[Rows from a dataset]
START

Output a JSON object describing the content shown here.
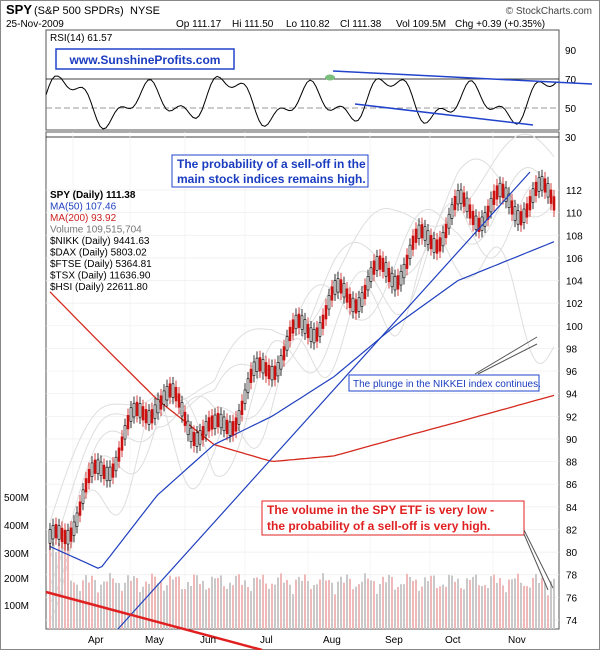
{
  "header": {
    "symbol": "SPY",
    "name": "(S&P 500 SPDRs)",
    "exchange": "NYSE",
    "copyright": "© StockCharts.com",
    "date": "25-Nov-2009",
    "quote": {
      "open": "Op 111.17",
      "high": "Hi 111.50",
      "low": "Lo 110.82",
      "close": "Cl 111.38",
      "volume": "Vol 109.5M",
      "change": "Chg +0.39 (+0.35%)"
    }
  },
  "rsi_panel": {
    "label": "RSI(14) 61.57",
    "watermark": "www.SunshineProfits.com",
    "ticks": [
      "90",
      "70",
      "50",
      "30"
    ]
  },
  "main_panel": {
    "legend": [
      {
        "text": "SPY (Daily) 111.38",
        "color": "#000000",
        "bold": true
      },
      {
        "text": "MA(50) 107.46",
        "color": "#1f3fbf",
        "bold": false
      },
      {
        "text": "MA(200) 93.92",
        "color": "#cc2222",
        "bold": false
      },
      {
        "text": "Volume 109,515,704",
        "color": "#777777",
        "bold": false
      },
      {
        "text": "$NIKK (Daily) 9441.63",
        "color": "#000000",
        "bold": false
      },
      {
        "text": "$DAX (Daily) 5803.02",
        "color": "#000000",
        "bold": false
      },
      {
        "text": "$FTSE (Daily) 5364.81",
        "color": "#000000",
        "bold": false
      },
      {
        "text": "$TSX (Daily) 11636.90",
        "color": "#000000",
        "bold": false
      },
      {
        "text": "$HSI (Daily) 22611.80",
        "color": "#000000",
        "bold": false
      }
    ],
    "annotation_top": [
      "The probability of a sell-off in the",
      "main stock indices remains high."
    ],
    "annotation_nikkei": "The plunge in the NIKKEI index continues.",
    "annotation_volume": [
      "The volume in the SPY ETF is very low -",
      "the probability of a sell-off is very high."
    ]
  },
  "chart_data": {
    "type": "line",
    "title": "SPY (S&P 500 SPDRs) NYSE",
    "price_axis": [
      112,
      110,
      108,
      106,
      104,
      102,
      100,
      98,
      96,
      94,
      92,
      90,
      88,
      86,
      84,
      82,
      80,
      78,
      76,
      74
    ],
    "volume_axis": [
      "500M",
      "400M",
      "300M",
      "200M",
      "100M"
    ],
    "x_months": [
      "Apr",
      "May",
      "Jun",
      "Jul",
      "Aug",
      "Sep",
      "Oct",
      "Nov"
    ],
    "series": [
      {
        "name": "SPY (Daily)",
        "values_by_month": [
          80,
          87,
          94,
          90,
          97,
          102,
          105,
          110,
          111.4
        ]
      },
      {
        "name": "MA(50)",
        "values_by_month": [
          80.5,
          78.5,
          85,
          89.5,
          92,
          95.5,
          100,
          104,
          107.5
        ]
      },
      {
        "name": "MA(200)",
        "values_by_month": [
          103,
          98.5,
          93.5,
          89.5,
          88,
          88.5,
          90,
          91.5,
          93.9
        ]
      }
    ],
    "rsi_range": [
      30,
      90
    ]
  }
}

END

• [Stated exercise] Copy the records above exactly, omitting every picture.

• [Answer to this exercise]
Output a JSON object describing the content shown here.
{
  "header": {
    "symbol": "SPY",
    "name": "(S&P 500 SPDRs)",
    "exchange": "NYSE",
    "copyright": "© StockCharts.com",
    "date": "25-Nov-2009",
    "quote": {
      "open": "Op 111.17",
      "high": "Hi 111.50",
      "low": "Lo 110.82",
      "close": "Cl 111.38",
      "volume": "Vol 109.5M",
      "change": "Chg +0.39 (+0.35%)"
    }
  },
  "rsi_panel": {
    "label": "RSI(14) 61.57",
    "watermark": "www.SunshineProfits.com",
    "ticks": [
      "90",
      "70",
      "50",
      "30"
    ]
  },
  "main_panel": {
    "legend": [
      {
        "text": "SPY (Daily) 111.38",
        "color": "#000000",
        "bold": true
      },
      {
        "text": "MA(50) 107.46",
        "color": "#1f3fbf",
        "bold": false
      },
      {
        "text": "MA(200) 93.92",
        "color": "#cc2222",
        "bold": false
      },
      {
        "text": "Volume 109,515,704",
        "color": "#777777",
        "bold": false
      },
      {
        "text": "$NIKK (Daily) 9441.63",
        "color": "#000000",
        "bold": false
      },
      {
        "text": "$DAX (Daily) 5803.02",
        "color": "#000000",
        "bold": false
      },
      {
        "text": "$FTSE (Daily) 5364.81",
        "color": "#000000",
        "bold": false
      },
      {
        "text": "$TSX (Daily) 11636.90",
        "color": "#000000",
        "bold": false
      },
      {
        "text": "$HSI (Daily) 22611.80",
        "color": "#000000",
        "bold": false
      }
    ],
    "annotation_top": [
      "The probability of a sell-off in the",
      "main stock indices remains high."
    ],
    "annotation_nikkei": "The plunge in the NIKKEI index continues.",
    "annotation_volume": [
      "The volume in the SPY ETF is very low -",
      "the probability of a sell-off is very high."
    ]
  },
  "chart_data": {
    "type": "line",
    "title": "SPY (S&P 500 SPDRs) NYSE",
    "price_axis": [
      112,
      110,
      108,
      106,
      104,
      102,
      100,
      98,
      96,
      94,
      92,
      90,
      88,
      86,
      84,
      82,
      80,
      78,
      76,
      74
    ],
    "volume_axis": [
      "500M",
      "400M",
      "300M",
      "200M",
      "100M"
    ],
    "x_months": [
      "Apr",
      "May",
      "Jun",
      "Jul",
      "Aug",
      "Sep",
      "Oct",
      "Nov"
    ],
    "series": [
      {
        "name": "SPY (Daily)",
        "values_by_month": [
          80,
          87,
          94,
          90,
          97,
          102,
          105,
          110,
          111.4
        ]
      },
      {
        "name": "MA(50)",
        "values_by_month": [
          80.5,
          78.5,
          85,
          89.5,
          92,
          95.5,
          100,
          104,
          107.5
        ]
      },
      {
        "name": "MA(200)",
        "values_by_month": [
          103,
          98.5,
          93.5,
          89.5,
          88,
          88.5,
          90,
          91.5,
          93.9
        ]
      }
    ],
    "rsi_range": [
      30,
      90
    ]
  }
}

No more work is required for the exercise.